### Set problem
For each line of the data below that holds "this", copy the line.

### Data listing
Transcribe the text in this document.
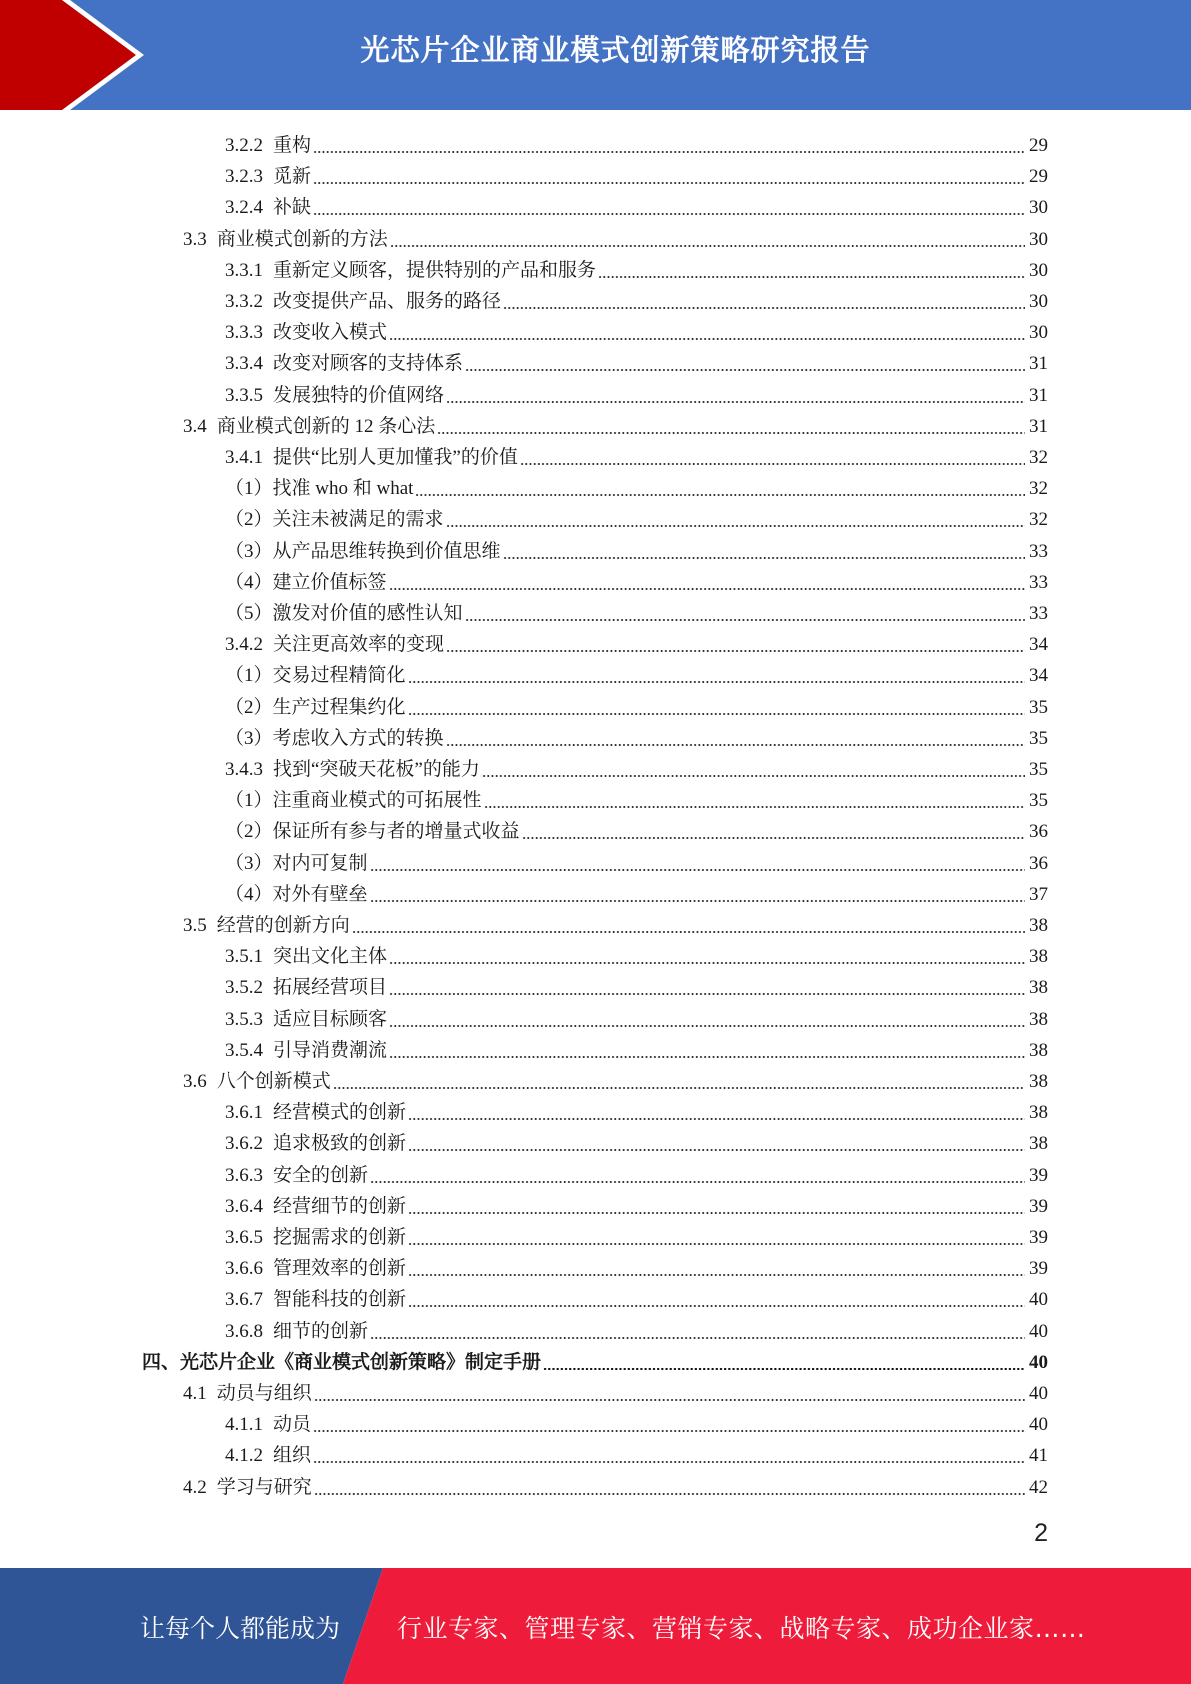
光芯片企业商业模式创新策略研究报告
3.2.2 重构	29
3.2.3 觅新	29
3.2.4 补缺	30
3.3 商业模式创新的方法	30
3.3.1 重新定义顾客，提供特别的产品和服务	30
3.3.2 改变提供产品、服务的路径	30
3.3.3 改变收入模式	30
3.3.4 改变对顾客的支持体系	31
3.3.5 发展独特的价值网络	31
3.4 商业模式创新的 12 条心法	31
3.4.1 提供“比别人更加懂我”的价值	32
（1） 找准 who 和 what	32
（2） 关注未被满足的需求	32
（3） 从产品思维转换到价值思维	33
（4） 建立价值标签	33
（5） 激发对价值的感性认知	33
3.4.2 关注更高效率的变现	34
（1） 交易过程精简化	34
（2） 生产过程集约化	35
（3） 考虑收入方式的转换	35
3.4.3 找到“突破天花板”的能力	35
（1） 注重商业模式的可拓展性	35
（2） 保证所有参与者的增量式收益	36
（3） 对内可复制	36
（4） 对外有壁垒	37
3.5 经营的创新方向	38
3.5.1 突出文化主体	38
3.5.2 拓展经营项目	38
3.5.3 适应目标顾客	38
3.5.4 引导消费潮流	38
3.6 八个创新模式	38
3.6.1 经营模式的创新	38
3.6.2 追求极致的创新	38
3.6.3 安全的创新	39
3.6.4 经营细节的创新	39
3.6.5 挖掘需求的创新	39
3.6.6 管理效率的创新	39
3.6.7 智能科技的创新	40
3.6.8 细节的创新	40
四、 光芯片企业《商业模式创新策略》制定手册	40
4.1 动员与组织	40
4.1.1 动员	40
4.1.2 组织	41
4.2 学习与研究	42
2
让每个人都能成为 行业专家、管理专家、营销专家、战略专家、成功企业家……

--

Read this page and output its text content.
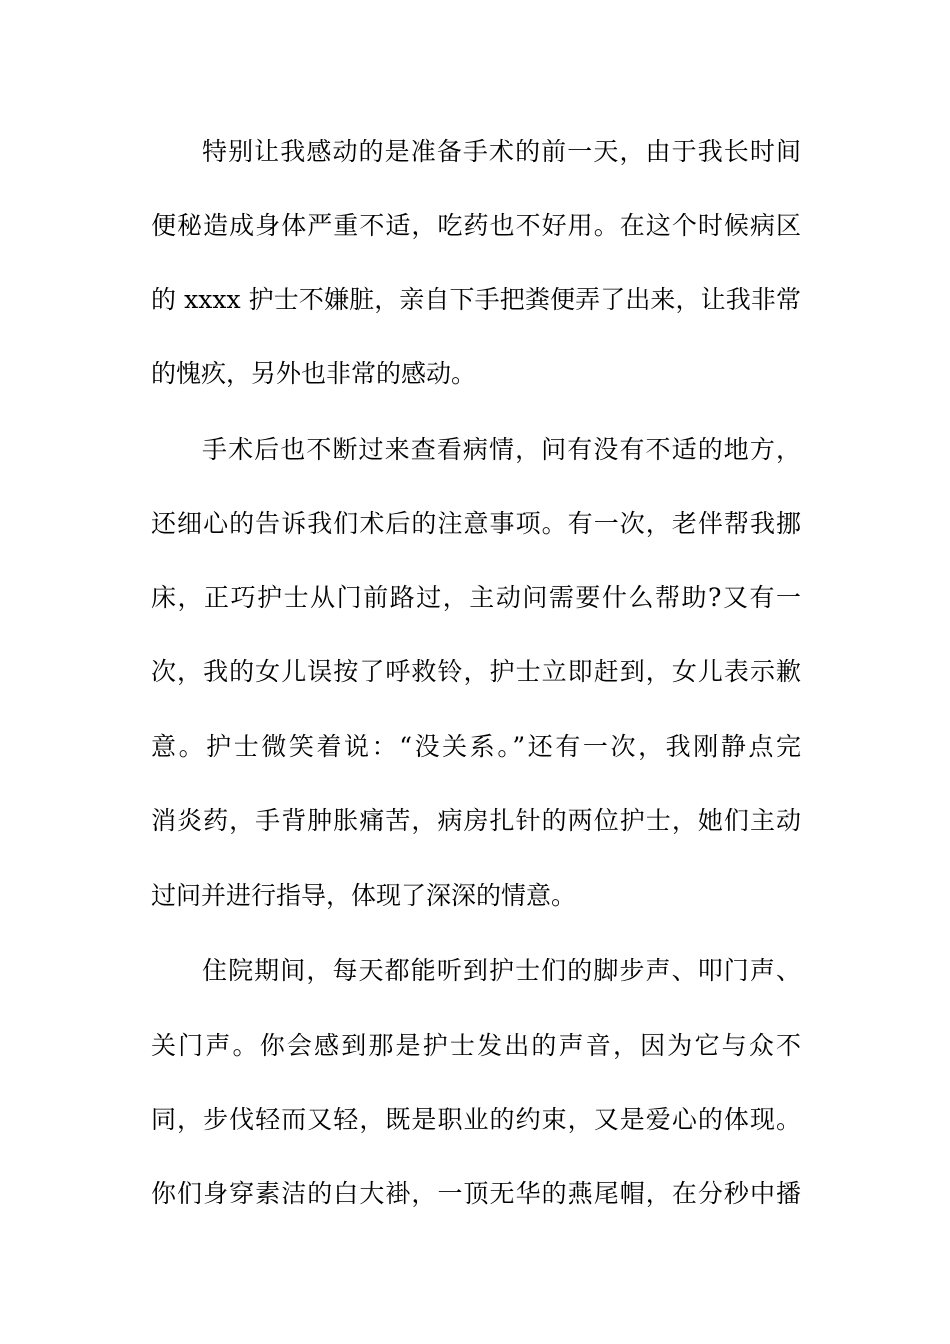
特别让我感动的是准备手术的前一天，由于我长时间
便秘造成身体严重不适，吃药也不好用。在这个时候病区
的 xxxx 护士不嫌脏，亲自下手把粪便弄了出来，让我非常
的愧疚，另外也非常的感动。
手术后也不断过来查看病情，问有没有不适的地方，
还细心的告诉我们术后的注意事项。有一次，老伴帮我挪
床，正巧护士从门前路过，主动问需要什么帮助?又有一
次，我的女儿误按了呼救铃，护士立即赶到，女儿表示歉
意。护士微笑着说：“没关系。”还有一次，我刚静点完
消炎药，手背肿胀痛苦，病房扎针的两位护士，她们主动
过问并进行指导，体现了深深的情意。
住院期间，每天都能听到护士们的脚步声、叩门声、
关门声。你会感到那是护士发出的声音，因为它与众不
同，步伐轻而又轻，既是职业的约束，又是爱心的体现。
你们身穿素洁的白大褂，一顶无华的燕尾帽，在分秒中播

### Exercise answer
Transcribe the text in this document.
Read this page and output its text content.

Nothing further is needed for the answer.